▸ **Given request**: Repeat the whole listing exactly as written.

▸ **Input**:

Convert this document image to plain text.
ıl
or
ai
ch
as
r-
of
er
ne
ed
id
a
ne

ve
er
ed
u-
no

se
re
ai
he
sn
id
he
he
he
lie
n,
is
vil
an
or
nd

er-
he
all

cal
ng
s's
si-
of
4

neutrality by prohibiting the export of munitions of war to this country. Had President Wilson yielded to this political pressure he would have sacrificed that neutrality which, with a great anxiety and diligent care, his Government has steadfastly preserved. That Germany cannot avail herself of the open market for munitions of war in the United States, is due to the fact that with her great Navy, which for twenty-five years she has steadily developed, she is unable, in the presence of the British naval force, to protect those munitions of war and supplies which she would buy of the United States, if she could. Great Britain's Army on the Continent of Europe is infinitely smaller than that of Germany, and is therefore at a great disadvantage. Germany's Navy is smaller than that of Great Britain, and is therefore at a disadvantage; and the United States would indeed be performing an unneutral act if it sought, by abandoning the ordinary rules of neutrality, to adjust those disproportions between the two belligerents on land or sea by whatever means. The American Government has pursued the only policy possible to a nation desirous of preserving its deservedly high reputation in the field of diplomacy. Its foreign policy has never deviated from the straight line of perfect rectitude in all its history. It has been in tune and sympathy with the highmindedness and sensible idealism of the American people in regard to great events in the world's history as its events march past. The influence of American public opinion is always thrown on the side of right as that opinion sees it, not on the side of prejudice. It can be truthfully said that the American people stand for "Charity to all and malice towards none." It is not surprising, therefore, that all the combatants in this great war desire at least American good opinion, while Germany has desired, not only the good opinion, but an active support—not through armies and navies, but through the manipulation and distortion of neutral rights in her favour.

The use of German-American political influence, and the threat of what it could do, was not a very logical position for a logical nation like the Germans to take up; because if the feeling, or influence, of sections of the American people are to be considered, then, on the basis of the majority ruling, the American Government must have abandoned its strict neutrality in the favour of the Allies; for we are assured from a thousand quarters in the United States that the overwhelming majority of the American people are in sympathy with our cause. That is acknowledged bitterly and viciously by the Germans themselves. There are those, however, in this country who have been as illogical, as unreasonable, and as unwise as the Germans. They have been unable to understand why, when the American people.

▸ **Task response**:
Convert this document image to plain text.
ıl
or
ai
ch
as
r-
of
er
ne
ed
id
a
ne

ve
er
ed
u-
no

se
re
ai
he
sn
id
he
he
he
lie
n,
is
vil
an
or
nd

er-
he
all

cal
ng
s's
si-
of
4

neutrality by prohibiting the export of munitions of war to this country. Had President Wilson yielded to this political pressure he would have sacrificed that neutrality which, with a great anxiety and diligent care, his Government has steadfastly preserved. That Germany cannot avail herself of the open market for munitions of war in the United States, is due to the fact that with her great Navy, which for twenty-five years she has steadily developed, she is unable, in the presence of the British naval force, to protect those munitions of war and supplies which she would buy of the United States, if she could. Great Britain's Army on the Continent of Europe is infinitely smaller than that of Germany, and is therefore at a great disadvantage. Germany's Navy is smaller than that of Great Britain, and is therefore at a disadvantage; and the United States would indeed be performing an unneutral act if it sought, by abandoning the ordinary rules of neutrality, to adjust those disproportions between the two belligerents on land or sea by whatever means. The American Government has pursued the only policy possible to a nation desirous of preserving its deservedly high reputation in the field of diplomacy. Its foreign policy has never deviated from the straight line of perfect rectitude in all its history. It has been in tune and sympathy with the highmindedness and sensible idealism of the American people in regard to great events in the world's history as its events march past. The influence of American public opinion is always thrown on the side of right as that opinion sees it, not on the side of prejudice. It can be truthfully said that the American people stand for "Charity to all and malice towards none." It is not surprising, therefore, that all the combatants in this great war desire at least American good opinion, while Germany has desired, not only the good opinion, but an active support—not through armies and navies, but through the manipulation and distortion of neutral rights in her favour.

The use of German-American political influence, and the threat of what it could do, was not a very logical position for a logical nation like the Germans to take up; because if the feeling, or influence, of sections of the American people are to be considered, then, on the basis of the majority ruling, the American Government must have abandoned its strict neutrality in the favour of the Allies; for we are assured from a thousand quarters in the United States that the overwhelming majority of the American people are in sympathy with our cause. That is acknowledged bitterly and viciously by the Germans themselves. There are those, however, in this country who have been as illogical, as unreasonable, and as unwise as the Germans. They have been unable to understand why, when the American people.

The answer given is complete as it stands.